Dataset items
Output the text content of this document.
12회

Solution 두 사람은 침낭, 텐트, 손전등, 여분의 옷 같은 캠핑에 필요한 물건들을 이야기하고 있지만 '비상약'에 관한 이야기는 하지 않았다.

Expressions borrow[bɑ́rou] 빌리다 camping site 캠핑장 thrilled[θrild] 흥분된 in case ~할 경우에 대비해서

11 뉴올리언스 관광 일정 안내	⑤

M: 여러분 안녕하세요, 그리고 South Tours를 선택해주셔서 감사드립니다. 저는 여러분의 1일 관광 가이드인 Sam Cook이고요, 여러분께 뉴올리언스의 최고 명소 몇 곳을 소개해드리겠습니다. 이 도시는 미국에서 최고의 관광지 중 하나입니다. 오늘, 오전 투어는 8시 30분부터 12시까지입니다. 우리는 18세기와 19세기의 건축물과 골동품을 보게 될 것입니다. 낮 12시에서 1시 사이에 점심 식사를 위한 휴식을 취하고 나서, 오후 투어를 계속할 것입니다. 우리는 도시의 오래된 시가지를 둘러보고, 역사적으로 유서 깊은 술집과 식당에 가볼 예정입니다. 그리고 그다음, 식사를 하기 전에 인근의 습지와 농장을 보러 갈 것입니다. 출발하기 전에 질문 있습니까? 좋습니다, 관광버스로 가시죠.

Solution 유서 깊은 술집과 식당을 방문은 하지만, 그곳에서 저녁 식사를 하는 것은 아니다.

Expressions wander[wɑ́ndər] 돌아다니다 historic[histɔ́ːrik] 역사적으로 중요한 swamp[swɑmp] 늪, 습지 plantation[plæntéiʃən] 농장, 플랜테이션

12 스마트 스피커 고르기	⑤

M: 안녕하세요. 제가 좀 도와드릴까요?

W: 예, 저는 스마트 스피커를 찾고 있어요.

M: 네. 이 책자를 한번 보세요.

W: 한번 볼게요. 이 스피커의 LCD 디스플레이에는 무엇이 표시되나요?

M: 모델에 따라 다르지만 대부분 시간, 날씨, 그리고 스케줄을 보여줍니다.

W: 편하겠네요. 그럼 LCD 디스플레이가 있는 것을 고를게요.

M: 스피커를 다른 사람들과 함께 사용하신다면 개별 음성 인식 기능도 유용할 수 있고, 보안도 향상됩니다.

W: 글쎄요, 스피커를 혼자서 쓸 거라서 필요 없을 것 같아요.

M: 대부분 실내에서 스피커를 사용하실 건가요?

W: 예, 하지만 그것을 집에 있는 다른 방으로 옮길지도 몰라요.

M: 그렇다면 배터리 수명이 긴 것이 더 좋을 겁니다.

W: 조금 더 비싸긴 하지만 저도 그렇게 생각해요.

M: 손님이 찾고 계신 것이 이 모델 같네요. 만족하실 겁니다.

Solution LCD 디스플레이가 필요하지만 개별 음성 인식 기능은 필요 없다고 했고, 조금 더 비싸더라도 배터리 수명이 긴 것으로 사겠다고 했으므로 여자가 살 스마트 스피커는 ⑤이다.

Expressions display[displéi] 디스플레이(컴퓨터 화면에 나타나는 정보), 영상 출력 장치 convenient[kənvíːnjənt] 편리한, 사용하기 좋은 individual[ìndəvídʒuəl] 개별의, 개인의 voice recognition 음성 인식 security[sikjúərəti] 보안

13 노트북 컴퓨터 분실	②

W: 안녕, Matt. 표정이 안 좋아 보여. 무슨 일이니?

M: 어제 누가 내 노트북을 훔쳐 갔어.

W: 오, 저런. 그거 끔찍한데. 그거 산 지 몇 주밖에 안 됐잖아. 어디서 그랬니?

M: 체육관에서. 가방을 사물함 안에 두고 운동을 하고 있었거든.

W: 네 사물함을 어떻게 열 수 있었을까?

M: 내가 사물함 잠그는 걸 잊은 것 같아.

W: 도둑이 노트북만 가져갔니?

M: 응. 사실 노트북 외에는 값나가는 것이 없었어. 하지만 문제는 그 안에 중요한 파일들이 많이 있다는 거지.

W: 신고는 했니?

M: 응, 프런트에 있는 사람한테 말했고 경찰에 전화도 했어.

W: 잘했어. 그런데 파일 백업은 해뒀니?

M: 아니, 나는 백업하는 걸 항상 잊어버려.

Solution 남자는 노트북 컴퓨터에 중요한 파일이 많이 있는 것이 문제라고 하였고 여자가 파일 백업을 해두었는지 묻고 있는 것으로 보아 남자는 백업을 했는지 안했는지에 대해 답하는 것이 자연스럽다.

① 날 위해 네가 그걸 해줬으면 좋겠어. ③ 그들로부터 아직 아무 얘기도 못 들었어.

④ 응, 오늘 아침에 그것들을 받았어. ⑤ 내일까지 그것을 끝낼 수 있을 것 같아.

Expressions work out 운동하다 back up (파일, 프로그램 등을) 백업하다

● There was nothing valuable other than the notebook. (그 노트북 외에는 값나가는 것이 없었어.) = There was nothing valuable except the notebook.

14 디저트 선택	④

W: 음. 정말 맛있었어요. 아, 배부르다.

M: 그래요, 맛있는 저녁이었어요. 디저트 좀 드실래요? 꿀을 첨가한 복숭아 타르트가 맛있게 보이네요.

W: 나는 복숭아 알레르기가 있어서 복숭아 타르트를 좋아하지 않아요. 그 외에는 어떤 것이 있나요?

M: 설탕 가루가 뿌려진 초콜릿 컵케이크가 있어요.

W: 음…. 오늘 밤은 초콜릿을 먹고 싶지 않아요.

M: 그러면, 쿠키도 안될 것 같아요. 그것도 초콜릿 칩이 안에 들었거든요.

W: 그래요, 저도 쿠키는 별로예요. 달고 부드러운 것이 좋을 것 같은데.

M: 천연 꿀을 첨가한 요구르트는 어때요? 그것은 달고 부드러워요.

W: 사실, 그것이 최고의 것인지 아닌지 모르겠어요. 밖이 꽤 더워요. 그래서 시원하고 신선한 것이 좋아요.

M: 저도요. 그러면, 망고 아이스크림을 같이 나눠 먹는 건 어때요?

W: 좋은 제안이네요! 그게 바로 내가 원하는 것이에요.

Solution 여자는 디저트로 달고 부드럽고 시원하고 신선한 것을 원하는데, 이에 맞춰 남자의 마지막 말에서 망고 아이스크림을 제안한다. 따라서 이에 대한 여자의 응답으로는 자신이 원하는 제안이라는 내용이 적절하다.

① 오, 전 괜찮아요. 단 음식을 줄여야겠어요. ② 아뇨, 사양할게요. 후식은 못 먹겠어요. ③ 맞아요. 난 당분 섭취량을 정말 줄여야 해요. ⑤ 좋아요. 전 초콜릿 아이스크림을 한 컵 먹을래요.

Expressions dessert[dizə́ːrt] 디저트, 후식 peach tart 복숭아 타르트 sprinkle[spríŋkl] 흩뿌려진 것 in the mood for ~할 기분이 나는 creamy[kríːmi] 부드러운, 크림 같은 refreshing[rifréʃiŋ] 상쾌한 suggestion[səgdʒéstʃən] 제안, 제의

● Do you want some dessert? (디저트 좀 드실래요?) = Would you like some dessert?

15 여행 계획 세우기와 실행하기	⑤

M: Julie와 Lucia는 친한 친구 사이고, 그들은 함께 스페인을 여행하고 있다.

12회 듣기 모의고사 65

*The task:*
Output the entries verbatim.

*Solution for this task:*
Output the text content of this document.
12회

Solution 두 사람은 침낭, 텐트, 손전등, 여분의 옷 같은 캠핑에 필요한 물건들을 이야기하고 있지만 '비상약'에 관한 이야기는 하지 않았다.

Expressions borrow[bɑ́rou] 빌리다 camping site 캠핑장 thrilled[θrild] 흥분된 in case ~할 경우에 대비해서

11 뉴올리언스 관광 일정 안내	⑤

M: 여러분 안녕하세요, 그리고 South Tours를 선택해주셔서 감사드립니다. 저는 여러분의 1일 관광 가이드인 Sam Cook이고요, 여러분께 뉴올리언스의 최고 명소 몇 곳을 소개해드리겠습니다. 이 도시는 미국에서 최고의 관광지 중 하나입니다. 오늘, 오전 투어는 8시 30분부터 12시까지입니다. 우리는 18세기와 19세기의 건축물과 골동품을 보게 될 것입니다. 낮 12시에서 1시 사이에 점심 식사를 위한 휴식을 취하고 나서, 오후 투어를 계속할 것입니다. 우리는 도시의 오래된 시가지를 둘러보고, 역사적으로 유서 깊은 술집과 식당에 가볼 예정입니다. 그리고 그다음, 식사를 하기 전에 인근의 습지와 농장을 보러 갈 것입니다. 출발하기 전에 질문 있습니까? 좋습니다, 관광버스로 가시죠.

Solution 유서 깊은 술집과 식당을 방문은 하지만, 그곳에서 저녁 식사를 하는 것은 아니다.

Expressions wander[wɑ́ndər] 돌아다니다 historic[histɔ́ːrik] 역사적으로 중요한 swamp[swɑmp] 늪, 습지 plantation[plæntéiʃən] 농장, 플랜테이션

12 스마트 스피커 고르기	⑤

M: 안녕하세요. 제가 좀 도와드릴까요?

W: 예, 저는 스마트 스피커를 찾고 있어요.

M: 네. 이 책자를 한번 보세요.

W: 한번 볼게요. 이 스피커의 LCD 디스플레이에는 무엇이 표시되나요?

M: 모델에 따라 다르지만 대부분 시간, 날씨, 그리고 스케줄을 보여줍니다.

W: 편하겠네요. 그럼 LCD 디스플레이가 있는 것을 고를게요.

M: 스피커를 다른 사람들과 함께 사용하신다면 개별 음성 인식 기능도 유용할 수 있고, 보안도 향상됩니다.

W: 글쎄요, 스피커를 혼자서 쓸 거라서 필요 없을 것 같아요.

M: 대부분 실내에서 스피커를 사용하실 건가요?

W: 예, 하지만 그것을 집에 있는 다른 방으로 옮길지도 몰라요.

M: 그렇다면 배터리 수명이 긴 것이 더 좋을 겁니다.

W: 조금 더 비싸긴 하지만 저도 그렇게 생각해요.

M: 손님이 찾고 계신 것이 이 모델 같네요. 만족하실 겁니다.

Solution LCD 디스플레이가 필요하지만 개별 음성 인식 기능은 필요 없다고 했고, 조금 더 비싸더라도 배터리 수명이 긴 것으로 사겠다고 했으므로 여자가 살 스마트 스피커는 ⑤이다.

Expressions display[displéi] 디스플레이(컴퓨터 화면에 나타나는 정보), 영상 출력 장치 convenient[kənvíːnjənt] 편리한, 사용하기 좋은 individual[ìndəvídʒuəl] 개별의, 개인의 voice recognition 음성 인식 security[sikjúərəti] 보안

13 노트북 컴퓨터 분실	②

W: 안녕, Matt. 표정이 안 좋아 보여. 무슨 일이니?

M: 어제 누가 내 노트북을 훔쳐 갔어.

W: 오, 저런. 그거 끔찍한데. 그거 산 지 몇 주밖에 안 됐잖아. 어디서 그랬니?

M: 체육관에서. 가방을 사물함 안에 두고 운동을 하고 있었거든.

W: 네 사물함을 어떻게 열 수 있었을까?

M: 내가 사물함 잠그는 걸 잊은 것 같아.

W: 도둑이 노트북만 가져갔니?

M: 응. 사실 노트북 외에는 값나가는 것이 없었어. 하지만 문제는 그 안에 중요한 파일들이 많이 있다는 거지.

W: 신고는 했니?

M: 응, 프런트에 있는 사람한테 말했고 경찰에 전화도 했어.

W: 잘했어. 그런데 파일 백업은 해뒀니?

M: 아니, 나는 백업하는 걸 항상 잊어버려.

Solution 남자는 노트북 컴퓨터에 중요한 파일이 많이 있는 것이 문제라고 하였고 여자가 파일 백업을 해두었는지 묻고 있는 것으로 보아 남자는 백업을 했는지 안했는지에 대해 답하는 것이 자연스럽다.

① 날 위해 네가 그걸 해줬으면 좋겠어. ③ 그들로부터 아직 아무 얘기도 못 들었어.

④ 응, 오늘 아침에 그것들을 받았어. ⑤ 내일까지 그것을 끝낼 수 있을 것 같아.

Expressions work out 운동하다 back up (파일, 프로그램 등을) 백업하다

● There was nothing valuable other than the notebook. (그 노트북 외에는 값나가는 것이 없었어.) = There was nothing valuable except the notebook.

14 디저트 선택	④

W: 음. 정말 맛있었어요. 아, 배부르다.

M: 그래요, 맛있는 저녁이었어요. 디저트 좀 드실래요? 꿀을 첨가한 복숭아 타르트가 맛있게 보이네요.

W: 나는 복숭아 알레르기가 있어서 복숭아 타르트를 좋아하지 않아요. 그 외에는 어떤 것이 있나요?

M: 설탕 가루가 뿌려진 초콜릿 컵케이크가 있어요.

W: 음…. 오늘 밤은 초콜릿을 먹고 싶지 않아요.

M: 그러면, 쿠키도 안될 것 같아요. 그것도 초콜릿 칩이 안에 들었거든요.

W: 그래요, 저도 쿠키는 별로예요. 달고 부드러운 것이 좋을 것 같은데.

M: 천연 꿀을 첨가한 요구르트는 어때요? 그것은 달고 부드러워요.

W: 사실, 그것이 최고의 것인지 아닌지 모르겠어요. 밖이 꽤 더워요. 그래서 시원하고 신선한 것이 좋아요.

M: 저도요. 그러면, 망고 아이스크림을 같이 나눠 먹는 건 어때요?

W: 좋은 제안이네요! 그게 바로 내가 원하는 것이에요.

Solution 여자는 디저트로 달고 부드럽고 시원하고 신선한 것을 원하는데, 이에 맞춰 남자의 마지막 말에서 망고 아이스크림을 제안한다. 따라서 이에 대한 여자의 응답으로는 자신이 원하는 제안이라는 내용이 적절하다.

① 오, 전 괜찮아요. 단 음식을 줄여야겠어요. ② 아뇨, 사양할게요. 후식은 못 먹겠어요. ③ 맞아요. 난 당분 섭취량을 정말 줄여야 해요. ⑤ 좋아요. 전 초콜릿 아이스크림을 한 컵 먹을래요.

Expressions dessert[dizə́ːrt] 디저트, 후식 peach tart 복숭아 타르트 sprinkle[spríŋkl] 흩뿌려진 것 in the mood for ~할 기분이 나는 creamy[kríːmi] 부드러운, 크림 같은 refreshing[rifréʃiŋ] 상쾌한 suggestion[səgdʒéstʃən] 제안, 제의

● Do you want some dessert? (디저트 좀 드실래요?) = Would you like some dessert?

15 여행 계획 세우기와 실행하기	⑤

M: Julie와 Lucia는 친한 친구 사이고, 그들은 함께 스페인을 여행하고 있다.

12회 듣기 모의고사 65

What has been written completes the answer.